**** Data lines ****

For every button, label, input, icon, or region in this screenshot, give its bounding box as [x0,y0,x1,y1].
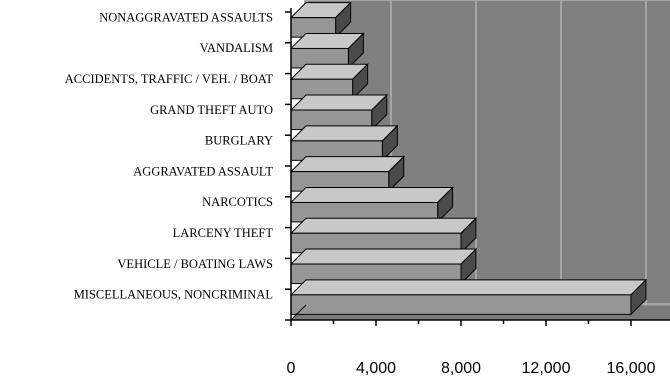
category-label-6: AGGRAVATED ASSAULT [133,164,273,178]
category-label-7: NARCOTICS [202,195,273,209]
category-label-9: VEHICLE / BOATING LAWS [117,257,273,271]
bar-top-face [289,248,478,265]
bar-10 [289,278,648,316]
bars [289,1,648,316]
bar-top-face [289,279,648,296]
bar-4 [289,93,388,131]
x-tick-labels: 0 4,000 8,000 12,000 16,000 [287,360,656,377]
bar-6 [289,155,405,193]
category-label-8: LARCENY THEFT [173,226,274,240]
axis-depth-line [290,304,307,321]
x-tick-label-3: 12,000 [522,360,571,377]
bar-3 [289,63,369,100]
bar-7 [289,186,454,224]
bar-top-face [289,125,399,142]
x-tick-label-4: 16,000 [607,360,656,377]
bar-top-face [289,186,454,203]
category-label-1: NONAGGRAVATED ASSAULTS [99,10,273,24]
x-tick-label-1: 4,000 [356,360,396,377]
bar-5 [289,124,399,162]
x-tick-label-0: 0 [287,360,296,377]
bar-9 [289,247,478,285]
x-tick-label-2: 8,000 [441,360,481,377]
axes [285,8,670,326]
bar-8 [289,217,478,254]
category-label-4: GRAND THEFT AUTO [150,103,273,117]
category-label-2: VANDALISM [200,41,273,55]
category-label-3: ACCIDENTS, TRAFFIC / VEH. / BOAT [65,72,274,86]
bar-top-face [289,156,405,173]
bar-top-face [289,94,388,111]
bar-front-face [290,294,632,315]
bar-2 [289,32,365,70]
category-label-10: MISCELLANEOUS, NONCRIMINAL [74,288,273,302]
category-labels: NONAGGRAVATED ASSAULTS VANDALISM ACCIDENTS… [65,10,274,301]
bar-top-face [289,217,478,234]
bar-1 [289,1,352,39]
category-label-5: BURGLARY [205,134,273,148]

****

Please copy out all the records above with every "bar-top-face" swapped for "top-face" and everything else left as it is. Leave the pictures out.

For every button, label, input, icon, or region in this screenshot, give its bounding box as [x0,y0,x1,y1].
category-label-6: AGGRAVATED ASSAULT [133,164,273,178]
category-label-7: NARCOTICS [202,195,273,209]
category-label-9: VEHICLE / BOATING LAWS [117,257,273,271]
top-face [289,248,478,265]
bar-10 [289,278,648,316]
bars [289,1,648,316]
top-face [289,279,648,296]
bar-4 [289,93,388,131]
x-tick-labels: 0 4,000 8,000 12,000 16,000 [287,360,656,377]
bar-6 [289,155,405,193]
category-label-8: LARCENY THEFT [173,226,274,240]
axis-depth-line [290,304,307,321]
x-tick-label-3: 12,000 [522,360,571,377]
bar-3 [289,63,369,100]
bar-7 [289,186,454,224]
top-face [289,125,399,142]
x-tick-label-4: 16,000 [607,360,656,377]
top-face [289,186,454,203]
category-label-1: NONAGGRAVATED ASSAULTS [99,10,273,24]
x-tick-label-1: 4,000 [356,360,396,377]
bar-5 [289,124,399,162]
x-tick-label-0: 0 [287,360,296,377]
bar-9 [289,247,478,285]
x-tick-label-2: 8,000 [441,360,481,377]
axes [285,8,670,326]
bar-8 [289,217,478,254]
category-label-4: GRAND THEFT AUTO [150,103,273,117]
category-label-2: VANDALISM [200,41,273,55]
category-label-3: ACCIDENTS, TRAFFIC / VEH. / BOAT [65,72,274,86]
top-face [289,156,405,173]
top-face [289,94,388,111]
bar-front-face [290,294,632,315]
bar-2 [289,32,365,70]
category-label-10: MISCELLANEOUS, NONCRIMINAL [74,288,273,302]
category-labels: NONAGGRAVATED ASSAULTS VANDALISM ACCIDENTS… [65,10,274,301]
top-face [289,217,478,234]
bar-1 [289,1,352,39]
category-label-5: BURGLARY [205,134,273,148]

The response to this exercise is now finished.